● Exercise goal
Reproduce the listing exactly, with no pictures in your copy.
— Start of The data —
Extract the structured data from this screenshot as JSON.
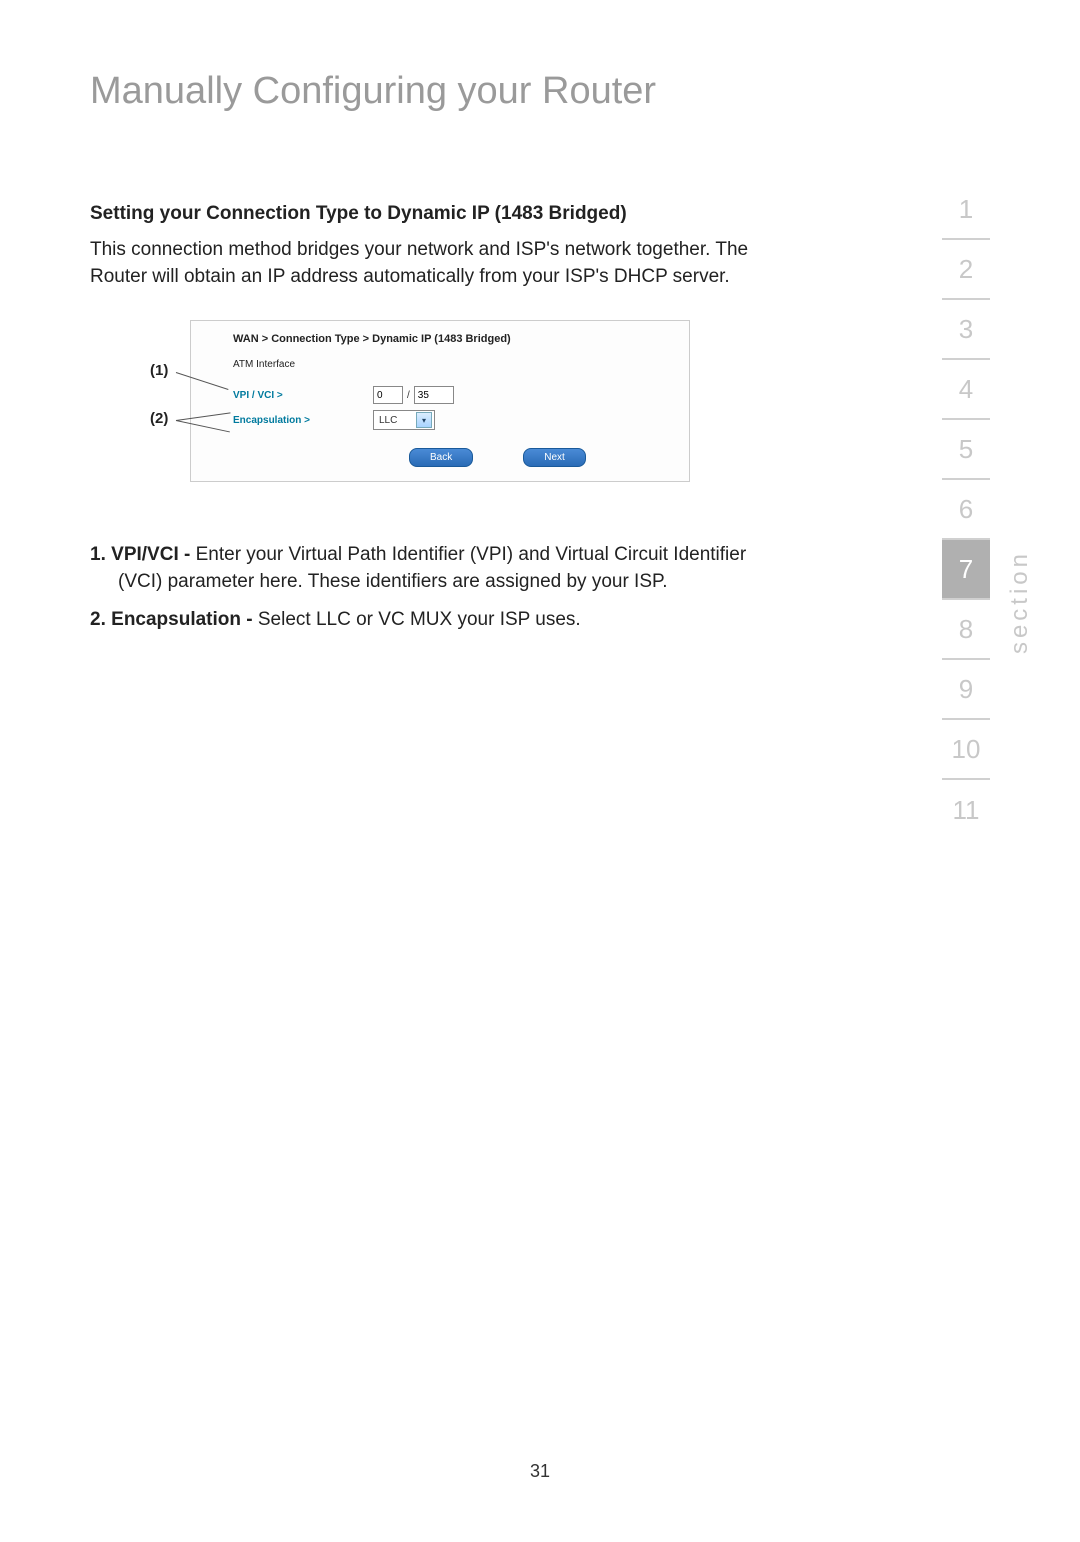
{
  "page": {
    "title": "Manually Configuring your Router",
    "number": "31"
  },
  "section": {
    "heading": "Setting your Connection Type to Dynamic IP (1483 Bridged)",
    "intro": "This connection method bridges your network and ISP's network together. The Router will obtain an IP address automatically from your ISP's DHCP server."
  },
  "callouts": {
    "one": "(1)",
    "two": "(2)"
  },
  "panel": {
    "breadcrumb": "WAN > Connection Type > Dynamic IP (1483 Bridged)",
    "atm_label": "ATM Interface",
    "vpi_vci_label": "VPI / VCI >",
    "vpi_value": "0",
    "slash": "/",
    "vci_value": "35",
    "encap_label": "Encapsulation >",
    "encap_value": "LLC",
    "back_btn": "Back",
    "next_btn": "Next"
  },
  "instructions": {
    "item1_num": "1.",
    "item1_term": "VPI/VCI -",
    "item1_text": " Enter your Virtual Path Identifier (VPI) and Virtual Circuit Identifier (VCI) parameter here. These identifiers are assigned by your ISP.",
    "item2_num": "2.",
    "item2_term": "Encapsulation -",
    "item2_text": " Select LLC or VC MUX your ISP uses."
  },
  "nav": {
    "label": "section",
    "items": [
      "1",
      "2",
      "3",
      "4",
      "5",
      "6",
      "7",
      "8",
      "9",
      "10",
      "11"
    ],
    "active_index": 6
  }
}
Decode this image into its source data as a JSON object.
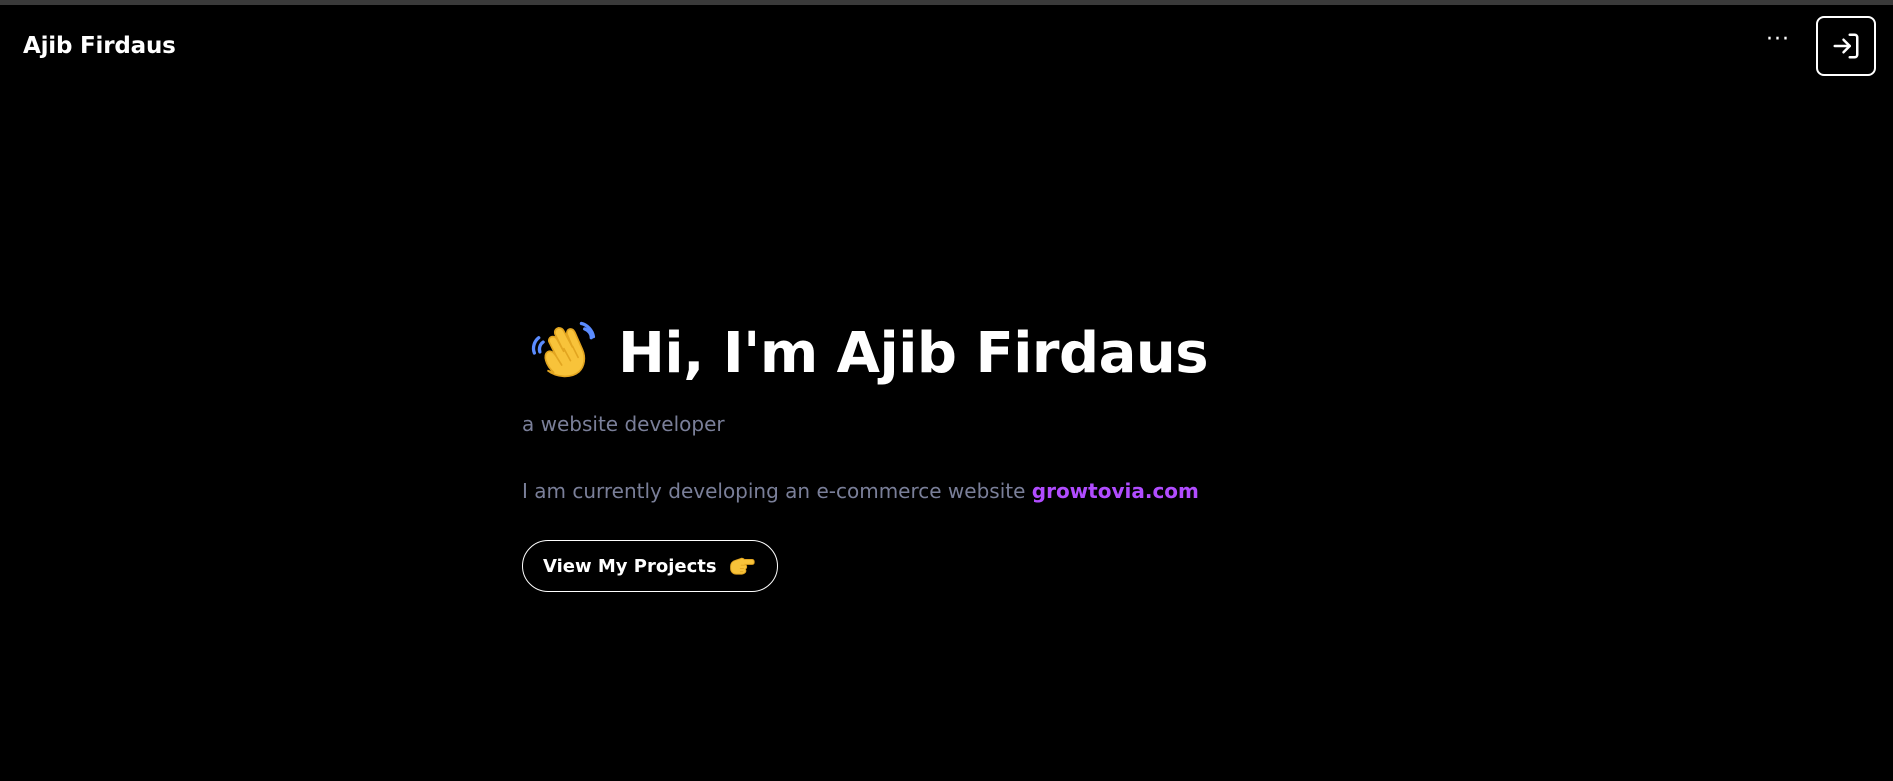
{
  "navbar": {
    "brand": "Ajib Firdaus",
    "more_icon": "ellipsis-icon",
    "more_label": "···",
    "login_icon": "sign-in-icon"
  },
  "hero": {
    "wave_icon": "waving-hand-icon",
    "heading": "Hi, I'm Ajib Firdaus",
    "subtitle": "a website developer",
    "description_prefix": "I am currently developing an e-commerce website ",
    "link_text": "growtovia.com",
    "button_label": "View My Projects",
    "button_icon": "pointing-hand-icon"
  },
  "colors": {
    "background": "#000000",
    "text": "#ffffff",
    "muted": "#7a7f99",
    "accent": "#b14cff"
  }
}
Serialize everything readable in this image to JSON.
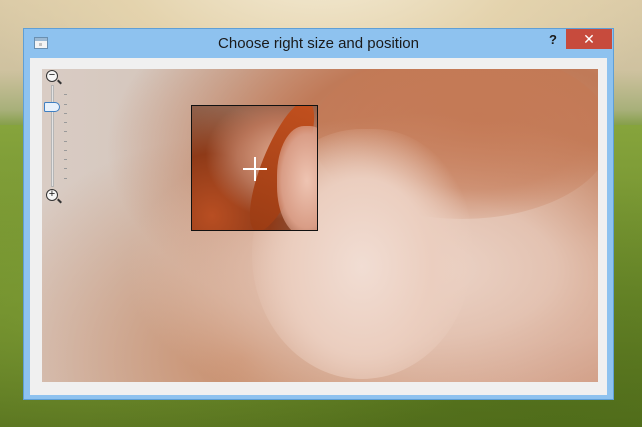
{
  "window": {
    "title": "Choose right size and position",
    "help_label": "?",
    "close_label": "✕",
    "icons": {
      "system_menu": "app-icon",
      "zoom_out": "zoom-out-icon",
      "zoom_in": "zoom-in-icon",
      "crosshair": "crosshair-icon"
    }
  },
  "zoom": {
    "out_symbol": "−",
    "in_symbol": "+",
    "level": 0.22
  },
  "colors": {
    "window_frame": "#8ec2ef",
    "close_button": "#c74b3d"
  }
}
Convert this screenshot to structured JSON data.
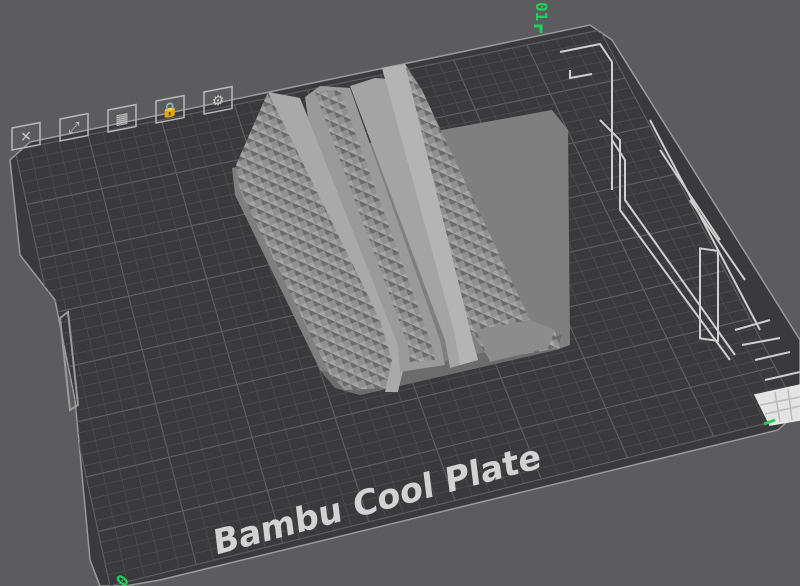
{
  "plate": {
    "name": "Bambu Cool Plate",
    "surface_color": "#3a3a3c",
    "grid_color": "#4d4d50",
    "major_grid_color": "#5e5e62",
    "border_color": "#9a9a9a",
    "background_color": "#5c5c5e"
  },
  "axis_labels": {
    "x_origin": "0",
    "y_top": "01",
    "color": "#1fd15a"
  },
  "toolbar": {
    "tools": [
      {
        "name": "delete-plate-icon",
        "icon": "✕"
      },
      {
        "name": "orient-plate-icon",
        "icon": "⤢"
      },
      {
        "name": "arrange-plate-icon",
        "icon": "▦"
      },
      {
        "name": "lock-plate-icon",
        "icon": "🔒"
      },
      {
        "name": "plate-settings-icon",
        "icon": "⚙"
      }
    ]
  },
  "model": {
    "description_color": "#8e8e8e",
    "shadow_color": "#6a6a6a"
  }
}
— End of The data —
● Solution to this problem
Extract the structured data from this screenshot as JSON.
{
  "page": {
    "title": "Manually Configuring your Router",
    "number": "31"
  },
  "section": {
    "heading": "Setting your Connection Type to Dynamic IP (1483 Bridged)",
    "intro": "This connection method bridges your network and ISP's network together. The Router will obtain an IP address automatically from your ISP's DHCP server."
  },
  "callouts": {
    "one": "(1)",
    "two": "(2)"
  },
  "panel": {
    "breadcrumb": "WAN > Connection Type > Dynamic IP (1483 Bridged)",
    "atm_label": "ATM Interface",
    "vpi_vci_label": "VPI / VCI >",
    "vpi_value": "0",
    "slash": "/",
    "vci_value": "35",
    "encap_label": "Encapsulation >",
    "encap_value": "LLC",
    "back_btn": "Back",
    "next_btn": "Next"
  },
  "instructions": {
    "item1_num": "1.",
    "item1_term": "VPI/VCI -",
    "item1_text": " Enter your Virtual Path Identifier (VPI) and Virtual Circuit Identifier (VCI) parameter here. These identifiers are assigned by your ISP.",
    "item2_num": "2.",
    "item2_term": "Encapsulation -",
    "item2_text": " Select LLC or VC MUX your ISP uses."
  },
  "nav": {
    "label": "section",
    "items": [
      "1",
      "2",
      "3",
      "4",
      "5",
      "6",
      "7",
      "8",
      "9",
      "10",
      "11"
    ],
    "active_index": 6
  }
}
Decode this image into its source data as a JSON object.
{
  "navbar": {
    "brand": "Ajib Firdaus",
    "more_icon": "ellipsis-icon",
    "more_label": "···",
    "login_icon": "sign-in-icon"
  },
  "hero": {
    "wave_icon": "waving-hand-icon",
    "heading": "Hi, I'm Ajib Firdaus",
    "subtitle": "a website developer",
    "description_prefix": "I am currently developing an e-commerce website ",
    "link_text": "growtovia.com",
    "button_label": "View My Projects",
    "button_icon": "pointing-hand-icon"
  },
  "colors": {
    "background": "#000000",
    "text": "#ffffff",
    "muted": "#7a7f99",
    "accent": "#b14cff"
  }
}
Serialize everything readable in this image to JSON.
{
  "window": {
    "title": "Choose right size and position",
    "help_label": "?",
    "close_label": "✕",
    "icons": {
      "system_menu": "app-icon",
      "zoom_out": "zoom-out-icon",
      "zoom_in": "zoom-in-icon",
      "crosshair": "crosshair-icon"
    }
  },
  "zoom": {
    "out_symbol": "−",
    "in_symbol": "+",
    "level": 0.22
  },
  "colors": {
    "window_frame": "#8ec2ef",
    "close_button": "#c74b3d"
  }
}
Convert this screenshot to structured JSON data.
{
  "plate": {
    "name": "Bambu Cool Plate",
    "surface_color": "#3a3a3c",
    "grid_color": "#4d4d50",
    "major_grid_color": "#5e5e62",
    "border_color": "#9a9a9a",
    "background_color": "#5c5c5e"
  },
  "axis_labels": {
    "x_origin": "0",
    "y_top": "01",
    "color": "#1fd15a"
  },
  "toolbar": {
    "tools": [
      {
        "name": "delete-plate-icon",
        "icon": "✕"
      },
      {
        "name": "orient-plate-icon",
        "icon": "⤢"
      },
      {
        "name": "arrange-plate-icon",
        "icon": "▦"
      },
      {
        "name": "lock-plate-icon",
        "icon": "🔒"
      },
      {
        "name": "plate-settings-icon",
        "icon": "⚙"
      }
    ]
  },
  "model": {
    "description_color": "#8e8e8e",
    "shadow_color": "#6a6a6a"
  }
}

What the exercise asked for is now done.